__Request 1__. Print the passage on Finnish preschool from "And it's not" to "compared to America.", word for word.
__Request 2__. In the entries, take the lines from the line with "- legend-tick-label: 80: [913, 783, 921, 790]" to the line with "- precip-map: [342, 431, 683, 767]", both included, and switch "legend-color-swatch" to "legend-swatch" wherever it occurs. Return only those lines, with nothing else changed.

__Document excerpt__.
For example: Finland, routinely ranked among the top countries for quality of education, doesn't have children start school until they are seven, opting instead for daycare programs that focus on physical activity and creative play in a social setting rather than formal instruction.
The Finns believe that children need to focus on their overall health and fundamental life skills first, and only bother with things like math or reading later on. They are taught things like how to dress themselves, how to make friends and share, how to speak politely to grownups and interact civilly with strangers, and generally how to be communicative, well behaved, polite, and happy.
Finnish law actually guarantees Finns the right to high quality preschool education, and the Finnish government devotes a great deal of funds and resources to providing such - arguing that the benefits far outweigh the costs. Daycare programs are subsidized by the state; attendance fees, where they exist, are kept low with state mandated hard caps; low income families pay no fees at all; and attendance is voluntary, but rates of enrollment are high - in part because the legal right to government-provided preschool helps it to be seen the as "default" option.
"School selection" is prohibited - it is seen as nothing but an excuse to not shore up struggling catchment schools. There is no privatization of schools. School quality standards are enforced universally across the country, rather than chiefly left up to state and local governments. Exams only appear at college. There is a strong emphasis on actively recruiting preschool staff from the communities the children come from, particularly when seeking to serve minority and/or immigrant communities. School meals are free and high quality. Assistance for at-risk and low-income families is directly handled via the basic system, rather than being spun off into separate programs - it's all one universal system, which incentivizes fixing problems, because a failure anywhere is treated as a failure everywhere.
And it's not just Finland where you will find these practices, nor the levels of success they promote. Plenty of other Northern European countries do much or all of the same things, and achieve their own superior results compared to America.
Studies showing that preschool in America doesn't really help only tell you one thing - that "American style" preschool is flawed. It is important not to make the mistake of assuming that preschool as a whole is flawed - other approaches used elsewhere yield far better results. Beware the fallacy of narrow-mindedness and the trap of "American Exceptionalism".

__Provided data__.
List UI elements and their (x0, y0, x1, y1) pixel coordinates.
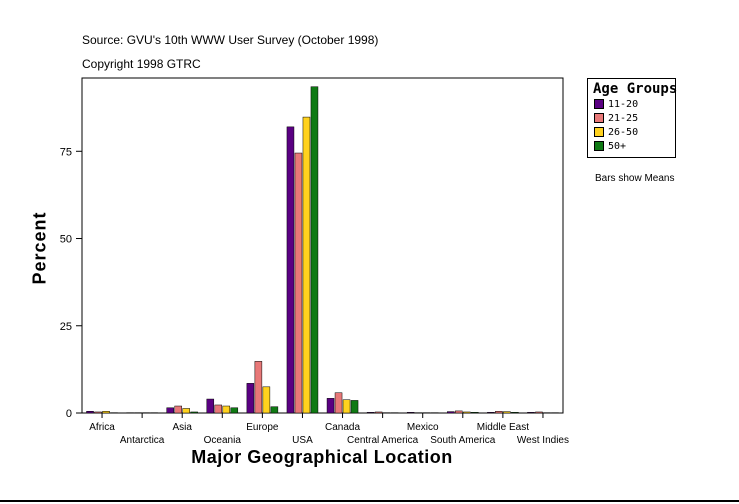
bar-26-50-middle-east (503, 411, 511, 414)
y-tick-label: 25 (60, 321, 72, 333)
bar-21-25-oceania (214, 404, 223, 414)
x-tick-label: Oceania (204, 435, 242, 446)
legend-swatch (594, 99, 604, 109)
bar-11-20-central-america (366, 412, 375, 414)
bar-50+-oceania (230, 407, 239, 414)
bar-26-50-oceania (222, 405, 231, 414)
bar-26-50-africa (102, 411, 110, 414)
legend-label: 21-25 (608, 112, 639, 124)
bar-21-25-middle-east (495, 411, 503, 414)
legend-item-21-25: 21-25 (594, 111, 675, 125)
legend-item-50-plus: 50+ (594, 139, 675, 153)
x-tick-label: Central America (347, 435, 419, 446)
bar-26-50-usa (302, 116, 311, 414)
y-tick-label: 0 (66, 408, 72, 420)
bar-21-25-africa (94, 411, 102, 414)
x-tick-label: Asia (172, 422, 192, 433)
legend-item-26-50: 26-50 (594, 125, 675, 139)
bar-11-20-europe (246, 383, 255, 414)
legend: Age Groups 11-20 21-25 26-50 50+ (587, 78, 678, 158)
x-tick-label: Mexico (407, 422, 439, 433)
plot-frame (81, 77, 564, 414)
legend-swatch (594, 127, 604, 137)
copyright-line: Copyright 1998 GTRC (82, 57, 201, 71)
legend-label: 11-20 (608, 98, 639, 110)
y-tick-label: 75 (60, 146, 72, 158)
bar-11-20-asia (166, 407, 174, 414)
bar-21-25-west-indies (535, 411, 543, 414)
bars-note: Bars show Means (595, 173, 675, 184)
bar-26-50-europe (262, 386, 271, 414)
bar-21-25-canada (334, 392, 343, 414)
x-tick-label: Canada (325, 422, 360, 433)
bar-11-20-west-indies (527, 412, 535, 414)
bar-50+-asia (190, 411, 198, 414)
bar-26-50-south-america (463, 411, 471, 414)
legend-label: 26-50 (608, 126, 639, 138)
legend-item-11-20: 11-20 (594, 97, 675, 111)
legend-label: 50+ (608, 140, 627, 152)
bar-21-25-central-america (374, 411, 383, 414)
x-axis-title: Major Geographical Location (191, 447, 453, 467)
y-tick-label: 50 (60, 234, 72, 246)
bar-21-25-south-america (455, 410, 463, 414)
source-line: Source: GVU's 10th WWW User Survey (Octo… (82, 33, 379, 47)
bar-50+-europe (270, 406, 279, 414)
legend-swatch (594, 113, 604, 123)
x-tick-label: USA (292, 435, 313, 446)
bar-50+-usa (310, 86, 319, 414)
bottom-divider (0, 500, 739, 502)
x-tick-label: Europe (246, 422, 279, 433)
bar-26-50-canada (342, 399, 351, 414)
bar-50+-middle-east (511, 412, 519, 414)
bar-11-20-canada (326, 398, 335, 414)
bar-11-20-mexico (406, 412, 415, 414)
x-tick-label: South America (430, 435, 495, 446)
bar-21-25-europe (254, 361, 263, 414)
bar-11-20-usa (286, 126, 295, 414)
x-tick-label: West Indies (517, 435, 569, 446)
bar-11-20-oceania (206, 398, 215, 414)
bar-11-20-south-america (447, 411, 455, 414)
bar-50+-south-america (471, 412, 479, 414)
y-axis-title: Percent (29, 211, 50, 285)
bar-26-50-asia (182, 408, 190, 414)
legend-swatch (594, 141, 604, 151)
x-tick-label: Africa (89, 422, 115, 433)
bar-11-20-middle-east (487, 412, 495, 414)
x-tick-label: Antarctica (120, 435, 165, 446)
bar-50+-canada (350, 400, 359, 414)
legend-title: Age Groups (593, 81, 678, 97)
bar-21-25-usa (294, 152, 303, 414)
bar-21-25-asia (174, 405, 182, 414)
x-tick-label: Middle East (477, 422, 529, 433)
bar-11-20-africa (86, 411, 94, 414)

* * *

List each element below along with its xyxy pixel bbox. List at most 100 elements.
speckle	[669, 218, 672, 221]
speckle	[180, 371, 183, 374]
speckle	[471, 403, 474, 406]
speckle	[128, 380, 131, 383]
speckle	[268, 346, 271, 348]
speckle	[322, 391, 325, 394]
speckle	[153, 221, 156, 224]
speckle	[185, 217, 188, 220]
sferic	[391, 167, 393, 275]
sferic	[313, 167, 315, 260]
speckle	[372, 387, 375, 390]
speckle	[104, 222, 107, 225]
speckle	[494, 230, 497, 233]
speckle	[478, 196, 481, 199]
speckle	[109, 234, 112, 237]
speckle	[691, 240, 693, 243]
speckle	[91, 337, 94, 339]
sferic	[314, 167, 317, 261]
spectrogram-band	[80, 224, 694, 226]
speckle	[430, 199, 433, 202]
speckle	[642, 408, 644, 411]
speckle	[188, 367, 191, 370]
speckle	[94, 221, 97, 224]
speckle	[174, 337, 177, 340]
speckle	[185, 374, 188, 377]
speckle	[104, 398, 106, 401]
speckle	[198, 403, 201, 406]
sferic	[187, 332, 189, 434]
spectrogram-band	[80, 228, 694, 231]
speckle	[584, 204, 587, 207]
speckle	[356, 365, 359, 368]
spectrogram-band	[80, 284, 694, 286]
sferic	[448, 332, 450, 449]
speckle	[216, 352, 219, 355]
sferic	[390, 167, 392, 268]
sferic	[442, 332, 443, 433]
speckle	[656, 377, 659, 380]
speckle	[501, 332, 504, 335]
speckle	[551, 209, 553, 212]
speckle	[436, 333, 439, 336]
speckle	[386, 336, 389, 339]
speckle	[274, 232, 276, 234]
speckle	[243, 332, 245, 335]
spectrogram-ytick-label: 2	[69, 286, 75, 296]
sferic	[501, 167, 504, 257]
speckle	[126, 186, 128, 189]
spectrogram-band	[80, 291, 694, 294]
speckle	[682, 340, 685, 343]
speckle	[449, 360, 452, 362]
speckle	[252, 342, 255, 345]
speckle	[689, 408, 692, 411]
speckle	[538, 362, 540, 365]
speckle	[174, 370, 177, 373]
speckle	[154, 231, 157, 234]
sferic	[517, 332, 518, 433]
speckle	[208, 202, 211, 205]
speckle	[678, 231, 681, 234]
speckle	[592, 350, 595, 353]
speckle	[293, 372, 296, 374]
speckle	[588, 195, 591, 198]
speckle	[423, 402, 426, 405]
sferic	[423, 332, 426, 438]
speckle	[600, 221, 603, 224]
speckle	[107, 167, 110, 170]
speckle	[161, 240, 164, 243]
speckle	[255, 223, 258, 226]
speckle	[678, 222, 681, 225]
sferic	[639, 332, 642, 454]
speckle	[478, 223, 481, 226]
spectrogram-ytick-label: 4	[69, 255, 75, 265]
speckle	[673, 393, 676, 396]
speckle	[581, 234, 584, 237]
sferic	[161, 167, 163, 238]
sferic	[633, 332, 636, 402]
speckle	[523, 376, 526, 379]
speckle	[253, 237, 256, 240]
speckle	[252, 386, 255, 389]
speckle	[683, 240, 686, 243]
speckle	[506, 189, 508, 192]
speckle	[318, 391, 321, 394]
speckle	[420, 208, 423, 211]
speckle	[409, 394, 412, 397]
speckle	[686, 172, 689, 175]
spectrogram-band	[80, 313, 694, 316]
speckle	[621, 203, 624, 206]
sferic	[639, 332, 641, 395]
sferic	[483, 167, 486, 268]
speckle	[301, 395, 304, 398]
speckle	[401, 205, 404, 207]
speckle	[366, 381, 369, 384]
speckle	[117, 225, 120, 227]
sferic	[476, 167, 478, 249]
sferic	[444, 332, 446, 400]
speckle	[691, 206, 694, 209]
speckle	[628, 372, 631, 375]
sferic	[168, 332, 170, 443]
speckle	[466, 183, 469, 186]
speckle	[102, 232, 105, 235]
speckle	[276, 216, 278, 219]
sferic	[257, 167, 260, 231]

--

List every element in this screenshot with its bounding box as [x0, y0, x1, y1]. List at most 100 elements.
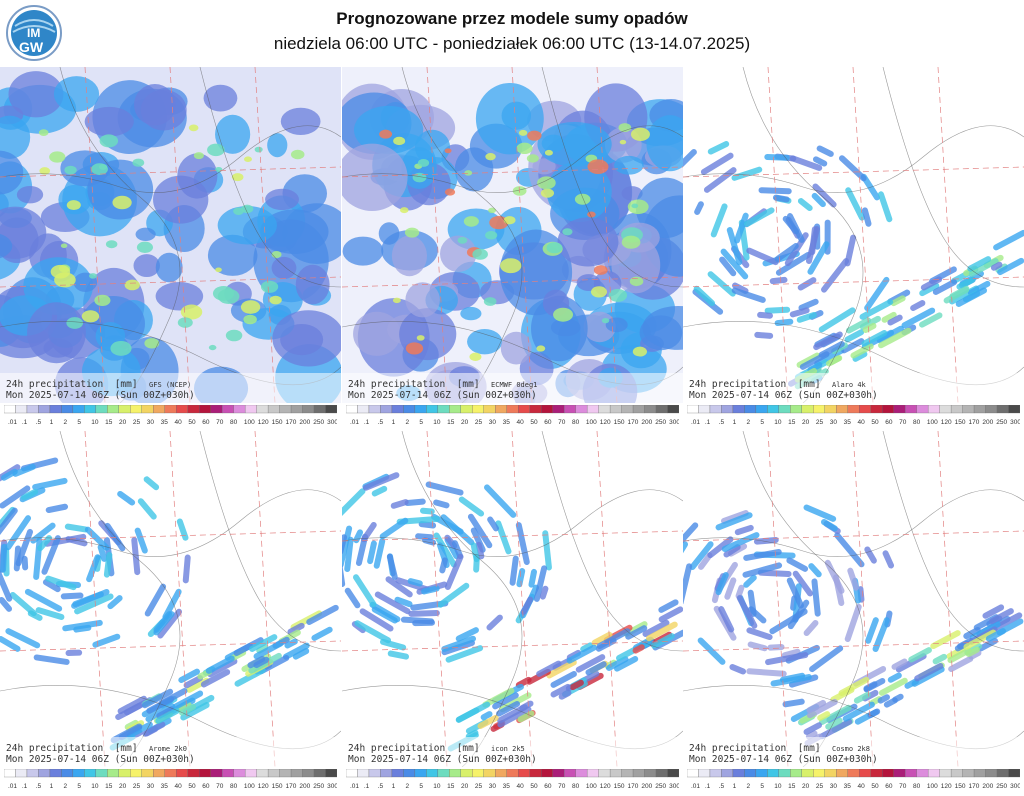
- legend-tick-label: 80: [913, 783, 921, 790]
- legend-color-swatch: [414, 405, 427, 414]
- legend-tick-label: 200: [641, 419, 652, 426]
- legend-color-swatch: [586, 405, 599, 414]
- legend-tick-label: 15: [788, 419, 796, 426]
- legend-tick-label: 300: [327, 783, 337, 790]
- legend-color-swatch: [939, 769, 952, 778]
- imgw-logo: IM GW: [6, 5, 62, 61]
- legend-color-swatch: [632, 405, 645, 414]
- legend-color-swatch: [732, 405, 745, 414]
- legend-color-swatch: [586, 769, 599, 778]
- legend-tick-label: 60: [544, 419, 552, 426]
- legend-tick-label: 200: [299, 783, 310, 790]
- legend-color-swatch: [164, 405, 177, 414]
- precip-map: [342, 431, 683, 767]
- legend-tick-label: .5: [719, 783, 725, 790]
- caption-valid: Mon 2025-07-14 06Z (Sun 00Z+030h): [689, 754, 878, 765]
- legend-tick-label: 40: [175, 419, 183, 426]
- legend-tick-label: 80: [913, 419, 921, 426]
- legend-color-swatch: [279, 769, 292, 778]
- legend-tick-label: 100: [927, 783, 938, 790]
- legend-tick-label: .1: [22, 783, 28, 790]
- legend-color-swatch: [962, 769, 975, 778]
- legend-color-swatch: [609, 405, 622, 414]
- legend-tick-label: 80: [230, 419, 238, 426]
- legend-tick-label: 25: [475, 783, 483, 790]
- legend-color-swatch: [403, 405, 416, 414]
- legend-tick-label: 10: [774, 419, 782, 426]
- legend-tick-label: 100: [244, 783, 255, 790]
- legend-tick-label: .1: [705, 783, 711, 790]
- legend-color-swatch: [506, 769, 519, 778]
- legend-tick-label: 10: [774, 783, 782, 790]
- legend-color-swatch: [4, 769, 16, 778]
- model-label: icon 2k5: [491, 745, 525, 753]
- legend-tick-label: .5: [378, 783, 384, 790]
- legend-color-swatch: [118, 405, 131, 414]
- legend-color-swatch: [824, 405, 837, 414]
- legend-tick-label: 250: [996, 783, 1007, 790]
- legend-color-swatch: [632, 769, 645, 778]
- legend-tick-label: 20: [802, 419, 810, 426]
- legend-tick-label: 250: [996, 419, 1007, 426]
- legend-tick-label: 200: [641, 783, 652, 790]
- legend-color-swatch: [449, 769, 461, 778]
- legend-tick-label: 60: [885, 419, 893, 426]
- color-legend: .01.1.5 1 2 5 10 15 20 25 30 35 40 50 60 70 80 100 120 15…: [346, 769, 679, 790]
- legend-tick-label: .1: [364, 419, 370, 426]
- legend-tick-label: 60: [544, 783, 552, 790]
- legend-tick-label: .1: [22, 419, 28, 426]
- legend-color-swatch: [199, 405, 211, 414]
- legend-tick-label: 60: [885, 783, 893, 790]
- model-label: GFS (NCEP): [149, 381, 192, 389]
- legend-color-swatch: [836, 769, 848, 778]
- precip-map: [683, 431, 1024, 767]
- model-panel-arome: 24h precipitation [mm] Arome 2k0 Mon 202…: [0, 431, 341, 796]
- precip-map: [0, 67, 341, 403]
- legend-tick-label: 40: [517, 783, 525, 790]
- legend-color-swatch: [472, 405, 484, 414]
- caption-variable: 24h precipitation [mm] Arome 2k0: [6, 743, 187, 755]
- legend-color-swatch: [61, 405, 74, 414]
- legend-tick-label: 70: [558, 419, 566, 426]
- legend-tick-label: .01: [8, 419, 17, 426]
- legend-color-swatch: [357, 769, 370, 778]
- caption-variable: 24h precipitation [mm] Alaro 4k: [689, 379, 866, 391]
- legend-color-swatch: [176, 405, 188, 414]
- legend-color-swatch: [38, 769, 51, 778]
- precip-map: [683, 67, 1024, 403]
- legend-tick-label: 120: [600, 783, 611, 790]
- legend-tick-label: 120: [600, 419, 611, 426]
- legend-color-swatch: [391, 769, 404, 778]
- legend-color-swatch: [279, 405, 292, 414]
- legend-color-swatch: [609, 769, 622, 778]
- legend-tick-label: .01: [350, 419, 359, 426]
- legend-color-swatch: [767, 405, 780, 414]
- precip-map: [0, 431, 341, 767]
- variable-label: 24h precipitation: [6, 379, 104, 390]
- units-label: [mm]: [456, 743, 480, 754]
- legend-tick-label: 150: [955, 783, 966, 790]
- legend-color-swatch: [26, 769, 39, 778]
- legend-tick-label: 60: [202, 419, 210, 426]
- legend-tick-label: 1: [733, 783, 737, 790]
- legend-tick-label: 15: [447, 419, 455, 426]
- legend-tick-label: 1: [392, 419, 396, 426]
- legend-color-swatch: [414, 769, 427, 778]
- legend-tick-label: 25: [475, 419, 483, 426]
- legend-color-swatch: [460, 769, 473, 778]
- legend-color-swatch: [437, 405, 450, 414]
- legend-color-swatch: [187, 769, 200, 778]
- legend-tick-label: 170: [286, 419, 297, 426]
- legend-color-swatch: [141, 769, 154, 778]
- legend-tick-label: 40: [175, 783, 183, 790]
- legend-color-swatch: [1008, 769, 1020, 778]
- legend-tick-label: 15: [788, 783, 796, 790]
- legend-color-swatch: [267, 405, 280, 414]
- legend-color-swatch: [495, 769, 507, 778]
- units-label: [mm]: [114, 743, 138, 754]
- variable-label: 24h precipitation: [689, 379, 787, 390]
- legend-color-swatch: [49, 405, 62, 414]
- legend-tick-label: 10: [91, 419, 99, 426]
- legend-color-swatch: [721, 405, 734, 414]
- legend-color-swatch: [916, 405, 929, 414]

__Complete output 1__.
And it's not just Finland where you will find these practices, nor the levels of success they promote. Plenty of other Northern European countries do much or all of the same things, and achieve their own superior results compared to America.

__Complete output 2__.
- legend-tick-label: 80: [913, 783, 921, 790]
- legend-swatch: [414, 405, 427, 414]
- legend-tick-label: 200: [641, 419, 652, 426]
- legend-swatch: [586, 405, 599, 414]
- legend-tick-label: 15: [788, 419, 796, 426]
- legend-tick-label: 300: [327, 783, 337, 790]
- legend-swatch: [939, 769, 952, 778]
- imgw-logo: IM GW: [6, 5, 62, 61]
- legend-swatch: [632, 405, 645, 414]
- legend-swatch: [732, 405, 745, 414]
- legend-swatch: [586, 769, 599, 778]
- legend-tick-label: 60: [544, 419, 552, 426]
- legend-tick-label: 200: [299, 783, 310, 790]
- legend-swatch: [164, 405, 177, 414]
- precip-map: [342, 431, 683, 767]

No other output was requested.